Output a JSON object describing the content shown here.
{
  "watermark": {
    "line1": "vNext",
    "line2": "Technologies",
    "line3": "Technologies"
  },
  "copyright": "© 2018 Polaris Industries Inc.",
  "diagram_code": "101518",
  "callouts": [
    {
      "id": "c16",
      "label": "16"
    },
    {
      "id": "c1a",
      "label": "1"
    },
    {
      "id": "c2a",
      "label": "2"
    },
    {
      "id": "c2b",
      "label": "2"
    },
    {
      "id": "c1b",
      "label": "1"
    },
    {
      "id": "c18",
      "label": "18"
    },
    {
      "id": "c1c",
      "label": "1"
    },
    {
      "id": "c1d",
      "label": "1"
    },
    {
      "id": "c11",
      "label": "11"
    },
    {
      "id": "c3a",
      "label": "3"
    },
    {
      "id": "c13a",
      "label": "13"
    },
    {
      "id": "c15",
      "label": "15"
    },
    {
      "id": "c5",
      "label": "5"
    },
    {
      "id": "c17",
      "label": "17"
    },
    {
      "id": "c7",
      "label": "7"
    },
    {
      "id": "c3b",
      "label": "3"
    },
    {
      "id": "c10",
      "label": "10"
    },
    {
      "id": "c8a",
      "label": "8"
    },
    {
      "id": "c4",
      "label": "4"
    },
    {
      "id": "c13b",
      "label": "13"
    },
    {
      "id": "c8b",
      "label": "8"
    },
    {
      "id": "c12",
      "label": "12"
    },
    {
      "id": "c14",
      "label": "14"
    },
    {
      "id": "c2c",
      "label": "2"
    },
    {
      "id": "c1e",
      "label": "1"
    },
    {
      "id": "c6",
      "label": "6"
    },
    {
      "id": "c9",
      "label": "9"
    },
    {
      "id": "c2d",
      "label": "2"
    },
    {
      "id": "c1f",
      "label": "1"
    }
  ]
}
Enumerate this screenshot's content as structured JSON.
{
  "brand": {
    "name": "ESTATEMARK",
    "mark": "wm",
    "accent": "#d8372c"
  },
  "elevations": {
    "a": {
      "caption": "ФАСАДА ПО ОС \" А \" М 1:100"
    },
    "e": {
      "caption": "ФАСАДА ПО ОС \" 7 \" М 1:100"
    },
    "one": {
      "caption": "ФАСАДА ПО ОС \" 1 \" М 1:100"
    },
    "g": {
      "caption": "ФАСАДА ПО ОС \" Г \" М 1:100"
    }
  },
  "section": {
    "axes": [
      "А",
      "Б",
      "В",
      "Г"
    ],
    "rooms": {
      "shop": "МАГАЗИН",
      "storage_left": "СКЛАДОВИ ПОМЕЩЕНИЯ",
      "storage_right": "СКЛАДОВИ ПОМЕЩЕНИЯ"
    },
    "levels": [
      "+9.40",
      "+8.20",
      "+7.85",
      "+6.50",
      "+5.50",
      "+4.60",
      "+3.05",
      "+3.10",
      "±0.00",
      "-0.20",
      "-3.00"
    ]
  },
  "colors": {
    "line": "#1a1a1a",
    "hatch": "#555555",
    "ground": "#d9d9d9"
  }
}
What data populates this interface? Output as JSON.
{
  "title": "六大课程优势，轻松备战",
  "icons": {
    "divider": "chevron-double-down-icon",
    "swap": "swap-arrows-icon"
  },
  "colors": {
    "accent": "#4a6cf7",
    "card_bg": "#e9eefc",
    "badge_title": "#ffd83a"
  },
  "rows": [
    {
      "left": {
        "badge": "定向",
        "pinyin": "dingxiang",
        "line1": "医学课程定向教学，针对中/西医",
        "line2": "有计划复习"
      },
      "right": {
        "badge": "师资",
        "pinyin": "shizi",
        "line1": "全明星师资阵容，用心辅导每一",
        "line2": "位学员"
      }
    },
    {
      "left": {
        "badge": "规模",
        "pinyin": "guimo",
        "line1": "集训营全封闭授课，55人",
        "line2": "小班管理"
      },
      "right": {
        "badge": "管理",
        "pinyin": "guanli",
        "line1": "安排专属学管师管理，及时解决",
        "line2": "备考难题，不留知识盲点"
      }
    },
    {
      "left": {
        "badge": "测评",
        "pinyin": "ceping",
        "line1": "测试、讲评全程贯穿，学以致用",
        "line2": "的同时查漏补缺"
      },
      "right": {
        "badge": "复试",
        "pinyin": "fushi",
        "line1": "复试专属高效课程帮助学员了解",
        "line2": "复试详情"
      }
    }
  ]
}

--*--

▸ **Brief**:
Quote the data above in full, changing nothing.

▸ **Reply to the task**:
Output a JSON object describing the content shown here.
{
  "watermark": {
    "line1": "vNext",
    "line2": "Technologies",
    "line3": "Technologies"
  },
  "copyright": "© 2018 Polaris Industries Inc.",
  "diagram_code": "101518",
  "callouts": [
    {
      "id": "c16",
      "label": "16"
    },
    {
      "id": "c1a",
      "label": "1"
    },
    {
      "id": "c2a",
      "label": "2"
    },
    {
      "id": "c2b",
      "label": "2"
    },
    {
      "id": "c1b",
      "label": "1"
    },
    {
      "id": "c18",
      "label": "18"
    },
    {
      "id": "c1c",
      "label": "1"
    },
    {
      "id": "c1d",
      "label": "1"
    },
    {
      "id": "c11",
      "label": "11"
    },
    {
      "id": "c3a",
      "label": "3"
    },
    {
      "id": "c13a",
      "label": "13"
    },
    {
      "id": "c15",
      "label": "15"
    },
    {
      "id": "c5",
      "label": "5"
    },
    {
      "id": "c17",
      "label": "17"
    },
    {
      "id": "c7",
      "label": "7"
    },
    {
      "id": "c3b",
      "label": "3"
    },
    {
      "id": "c10",
      "label": "10"
    },
    {
      "id": "c8a",
      "label": "8"
    },
    {
      "id": "c4",
      "label": "4"
    },
    {
      "id": "c13b",
      "label": "13"
    },
    {
      "id": "c8b",
      "label": "8"
    },
    {
      "id": "c12",
      "label": "12"
    },
    {
      "id": "c14",
      "label": "14"
    },
    {
      "id": "c2c",
      "label": "2"
    },
    {
      "id": "c1e",
      "label": "1"
    },
    {
      "id": "c6",
      "label": "6"
    },
    {
      "id": "c9",
      "label": "9"
    },
    {
      "id": "c2d",
      "label": "2"
    },
    {
      "id": "c1f",
      "label": "1"
    }
  ]
}
Enumerate this screenshot's content as structured JSON.
{
  "brand": {
    "name": "ESTATEMARK",
    "mark": "wm",
    "accent": "#d8372c"
  },
  "elevations": {
    "a": {
      "caption": "ФАСАДА ПО ОС \" А \" М 1:100"
    },
    "e": {
      "caption": "ФАСАДА ПО ОС \" 7 \" М 1:100"
    },
    "one": {
      "caption": "ФАСАДА ПО ОС \" 1 \" М 1:100"
    },
    "g": {
      "caption": "ФАСАДА ПО ОС \" Г \" М 1:100"
    }
  },
  "section": {
    "axes": [
      "А",
      "Б",
      "В",
      "Г"
    ],
    "rooms": {
      "shop": "МАГАЗИН",
      "storage_left": "СКЛАДОВИ ПОМЕЩЕНИЯ",
      "storage_right": "СКЛАДОВИ ПОМЕЩЕНИЯ"
    },
    "levels": [
      "+9.40",
      "+8.20",
      "+7.85",
      "+6.50",
      "+5.50",
      "+4.60",
      "+3.05",
      "+3.10",
      "±0.00",
      "-0.20",
      "-3.00"
    ]
  },
  "colors": {
    "line": "#1a1a1a",
    "hatch": "#555555",
    "ground": "#d9d9d9"
  }
}
What data populates this interface? Output as JSON.
{
  "title": "六大课程优势，轻松备战",
  "icons": {
    "divider": "chevron-double-down-icon",
    "swap": "swap-arrows-icon"
  },
  "colors": {
    "accent": "#4a6cf7",
    "card_bg": "#e9eefc",
    "badge_title": "#ffd83a"
  },
  "rows": [
    {
      "left": {
        "badge": "定向",
        "pinyin": "dingxiang",
        "line1": "医学课程定向教学，针对中/西医",
        "line2": "有计划复习"
      },
      "right": {
        "badge": "师资",
        "pinyin": "shizi",
        "line1": "全明星师资阵容，用心辅导每一",
        "line2": "位学员"
      }
    },
    {
      "left": {
        "badge": "规模",
        "pinyin": "guimo",
        "line1": "集训营全封闭授课，55人",
        "line2": "小班管理"
      },
      "right": {
        "badge": "管理",
        "pinyin": "guanli",
        "line1": "安排专属学管师管理，及时解决",
        "line2": "备考难题，不留知识盲点"
      }
    },
    {
      "left": {
        "badge": "测评",
        "pinyin": "ceping",
        "line1": "测试、讲评全程贯穿，学以致用",
        "line2": "的同时查漏补缺"
      },
      "right": {
        "badge": "复试",
        "pinyin": "fushi",
        "line1": "复试专属高效课程帮助学员了解",
        "line2": "复试详情"
      }
    }
  ]
}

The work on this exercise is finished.